Set task: Find the word "JSON" in the records below. List each line containing it.

Records:
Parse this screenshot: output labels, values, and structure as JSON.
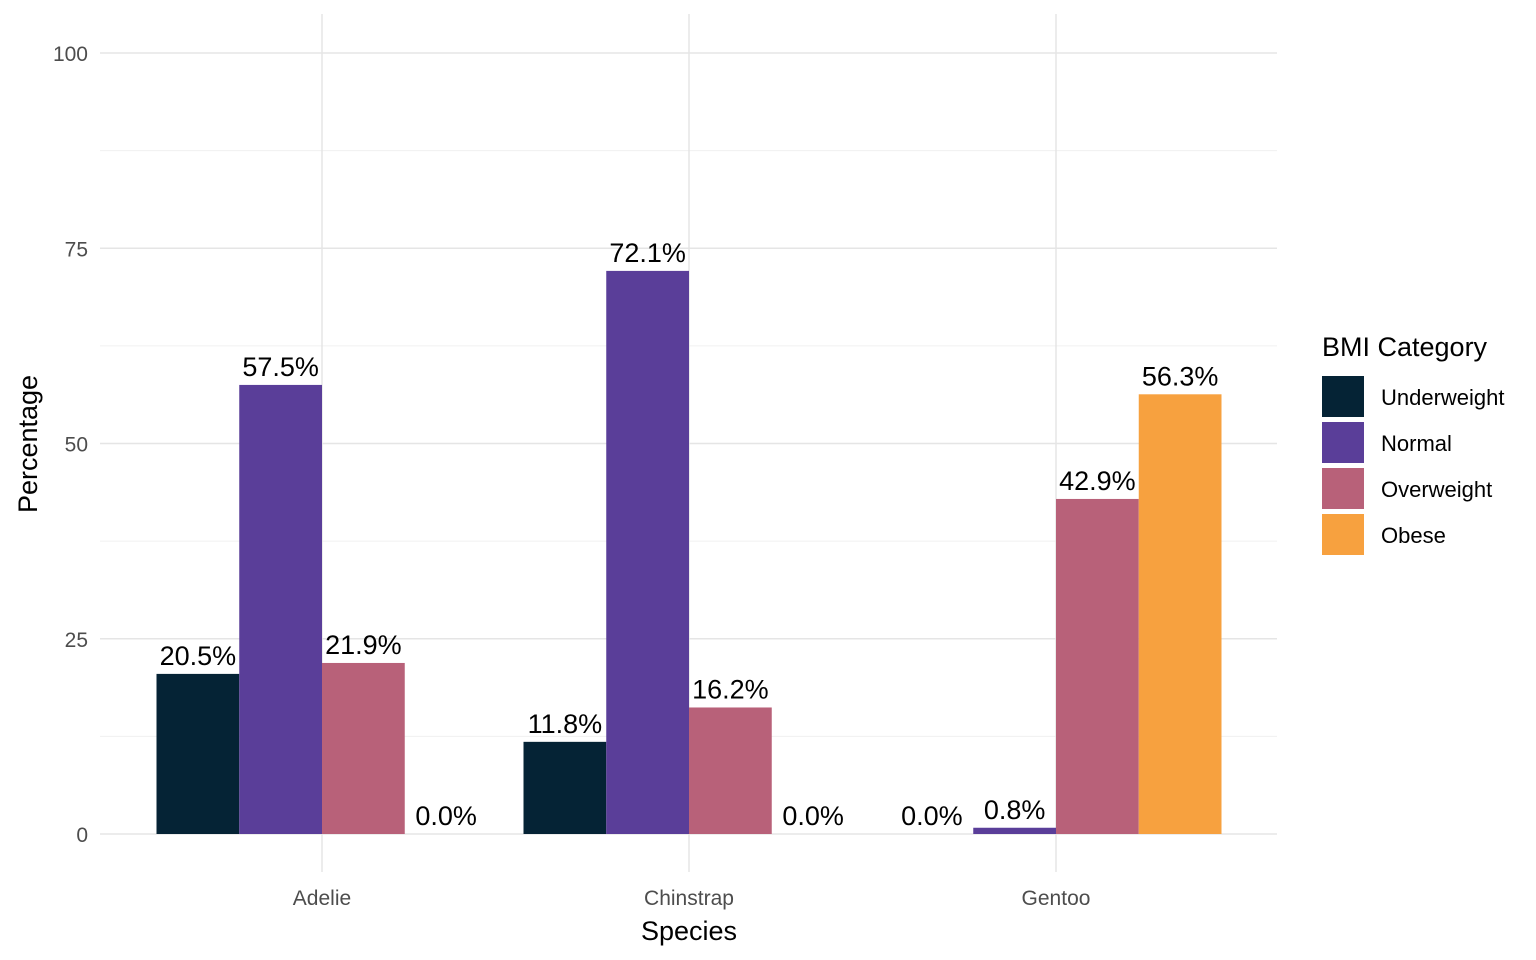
{
  "chart_data": {
    "type": "bar",
    "title": "",
    "xlabel": "Species",
    "ylabel": "Percentage",
    "ylim": [
      0,
      100
    ],
    "yticks": [
      "0",
      "25",
      "50",
      "75",
      "100"
    ],
    "categories": [
      "Adelie",
      "Chinstrap",
      "Gentoo"
    ],
    "legend_title": "BMI Category",
    "legend_position": "right",
    "grid": true,
    "series": [
      {
        "name": "Underweight",
        "color": "#052335",
        "values": [
          20.5,
          11.8,
          0.0
        ],
        "labels": [
          "20.5%",
          "11.8%",
          "0.0%"
        ]
      },
      {
        "name": "Normal",
        "color": "#5a3e99",
        "values": [
          57.5,
          72.1,
          0.8
        ],
        "labels": [
          "57.5%",
          "72.1%",
          "0.8%"
        ]
      },
      {
        "name": "Overweight",
        "color": "#b86179",
        "values": [
          21.9,
          16.2,
          42.9
        ],
        "labels": [
          "21.9%",
          "16.2%",
          "42.9%"
        ]
      },
      {
        "name": "Obese",
        "color": "#f7a13f",
        "values": [
          0.0,
          0.0,
          56.3
        ],
        "labels": [
          "0.0%",
          "0.0%",
          "56.3%"
        ]
      }
    ]
  }
}
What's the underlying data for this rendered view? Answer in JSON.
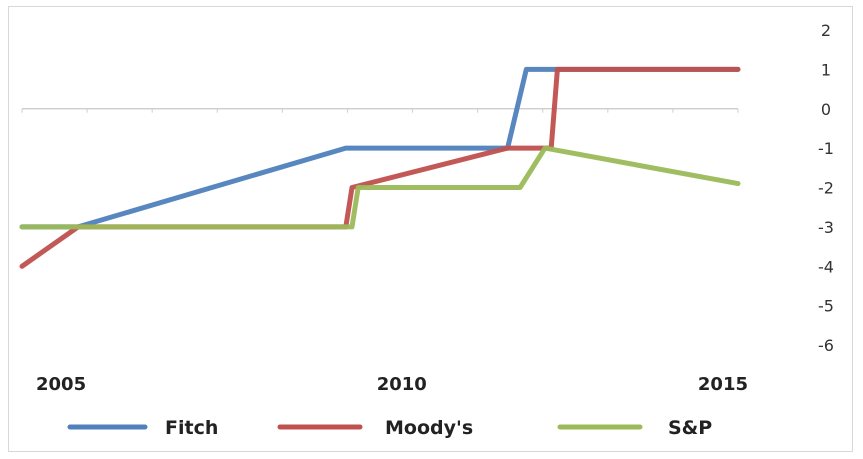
{
  "chart_data": {
    "type": "line",
    "xlim": [
      2003.9,
      2015.4
    ],
    "ylim": [
      -6,
      2
    ],
    "y_ticks": [
      "2",
      "1",
      "0",
      "-1",
      "-2",
      "-3",
      "-4",
      "-5",
      "-6"
    ],
    "x_ticks": [
      "2005",
      "2010",
      "2015"
    ],
    "x_tick_values": [
      2005,
      2010,
      2015
    ],
    "grid": false,
    "legend_position": "bottom",
    "series": [
      {
        "name": "Fitch",
        "color": "#4f81bd",
        "x": [
          2003.9,
          2004.8,
          2009.1,
          2011.7,
          2012.0,
          2015.4
        ],
        "y": [
          -3,
          -3,
          -1,
          -1,
          1,
          1
        ]
      },
      {
        "name": "Moody's",
        "color": "#c0504d",
        "x": [
          2003.9,
          2004.8,
          2009.1,
          2009.2,
          2011.7,
          2012.4,
          2012.5,
          2015.4
        ],
        "y": [
          -4,
          -3,
          -3,
          -2,
          -1,
          -1,
          1,
          1
        ]
      },
      {
        "name": "S&P",
        "color": "#9bbb59",
        "x": [
          2003.9,
          2009.2,
          2009.3,
          2011.9,
          2012.3,
          2015.4
        ],
        "y": [
          -3,
          -3,
          -2,
          -2,
          -1,
          -1.9
        ]
      }
    ]
  }
}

Expected answer:
Parse this screenshot: output labels, values, and structure as JSON.
What's the underlying data for this rendered view? Answer in JSON.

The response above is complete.